Locate the lines that hold the string "Expression". Copy every such line.

>> BEGIN

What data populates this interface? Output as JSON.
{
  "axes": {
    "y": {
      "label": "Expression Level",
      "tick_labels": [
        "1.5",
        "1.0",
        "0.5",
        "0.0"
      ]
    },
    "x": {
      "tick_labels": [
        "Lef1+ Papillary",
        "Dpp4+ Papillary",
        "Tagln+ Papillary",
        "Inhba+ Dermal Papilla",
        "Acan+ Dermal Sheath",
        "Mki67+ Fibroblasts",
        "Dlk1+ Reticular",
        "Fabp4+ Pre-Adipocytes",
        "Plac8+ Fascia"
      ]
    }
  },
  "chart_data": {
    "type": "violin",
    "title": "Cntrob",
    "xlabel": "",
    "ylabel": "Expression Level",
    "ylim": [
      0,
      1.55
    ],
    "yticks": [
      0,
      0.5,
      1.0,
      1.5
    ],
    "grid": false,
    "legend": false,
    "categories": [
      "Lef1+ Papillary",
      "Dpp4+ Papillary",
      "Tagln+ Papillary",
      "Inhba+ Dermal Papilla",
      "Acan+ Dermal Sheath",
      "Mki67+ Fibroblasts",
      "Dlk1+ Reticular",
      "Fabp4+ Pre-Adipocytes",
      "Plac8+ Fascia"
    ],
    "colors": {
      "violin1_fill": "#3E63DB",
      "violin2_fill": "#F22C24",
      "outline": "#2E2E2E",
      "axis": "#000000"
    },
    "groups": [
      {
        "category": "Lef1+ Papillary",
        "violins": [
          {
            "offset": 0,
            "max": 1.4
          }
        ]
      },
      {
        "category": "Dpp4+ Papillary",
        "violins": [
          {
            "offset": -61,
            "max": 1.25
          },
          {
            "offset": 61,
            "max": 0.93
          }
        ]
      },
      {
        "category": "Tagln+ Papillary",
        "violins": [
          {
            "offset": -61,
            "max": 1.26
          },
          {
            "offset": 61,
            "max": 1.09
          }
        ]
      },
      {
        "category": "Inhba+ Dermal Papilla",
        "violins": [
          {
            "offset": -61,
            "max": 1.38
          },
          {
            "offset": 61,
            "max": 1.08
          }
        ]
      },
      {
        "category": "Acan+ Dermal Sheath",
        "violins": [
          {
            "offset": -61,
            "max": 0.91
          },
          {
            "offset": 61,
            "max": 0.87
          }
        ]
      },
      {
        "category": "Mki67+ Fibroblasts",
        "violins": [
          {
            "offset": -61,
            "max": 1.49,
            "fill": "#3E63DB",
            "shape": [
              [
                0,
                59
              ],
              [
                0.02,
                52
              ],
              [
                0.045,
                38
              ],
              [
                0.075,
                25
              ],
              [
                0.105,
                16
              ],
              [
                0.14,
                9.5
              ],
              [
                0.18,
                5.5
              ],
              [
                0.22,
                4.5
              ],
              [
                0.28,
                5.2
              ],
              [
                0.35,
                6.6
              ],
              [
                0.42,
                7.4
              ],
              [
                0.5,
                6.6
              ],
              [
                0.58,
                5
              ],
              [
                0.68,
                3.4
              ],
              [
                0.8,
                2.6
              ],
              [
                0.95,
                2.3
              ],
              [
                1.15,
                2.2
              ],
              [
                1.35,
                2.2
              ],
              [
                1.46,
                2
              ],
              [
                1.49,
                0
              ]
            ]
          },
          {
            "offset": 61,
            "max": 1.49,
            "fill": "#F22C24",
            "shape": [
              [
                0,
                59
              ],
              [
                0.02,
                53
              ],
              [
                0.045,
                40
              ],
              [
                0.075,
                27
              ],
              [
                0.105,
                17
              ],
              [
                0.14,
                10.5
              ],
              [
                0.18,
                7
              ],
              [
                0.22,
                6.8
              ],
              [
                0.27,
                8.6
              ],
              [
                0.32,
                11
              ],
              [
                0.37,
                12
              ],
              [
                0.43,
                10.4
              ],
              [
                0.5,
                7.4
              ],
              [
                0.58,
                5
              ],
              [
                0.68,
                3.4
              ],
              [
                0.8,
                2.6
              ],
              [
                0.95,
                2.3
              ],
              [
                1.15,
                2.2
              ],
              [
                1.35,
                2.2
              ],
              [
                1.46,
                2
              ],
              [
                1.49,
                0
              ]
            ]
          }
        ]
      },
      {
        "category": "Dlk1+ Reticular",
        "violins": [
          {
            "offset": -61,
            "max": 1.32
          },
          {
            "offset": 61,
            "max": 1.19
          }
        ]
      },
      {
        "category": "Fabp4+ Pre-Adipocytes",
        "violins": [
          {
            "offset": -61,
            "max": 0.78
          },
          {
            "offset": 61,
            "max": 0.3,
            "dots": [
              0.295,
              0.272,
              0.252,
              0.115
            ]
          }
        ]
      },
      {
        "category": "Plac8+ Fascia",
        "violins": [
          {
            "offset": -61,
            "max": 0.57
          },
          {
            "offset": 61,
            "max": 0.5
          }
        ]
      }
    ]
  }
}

>> END

## ANSWER FOR THIS EXERCISE
      "label": "Expression Level",
    "ylabel": "Expression Level",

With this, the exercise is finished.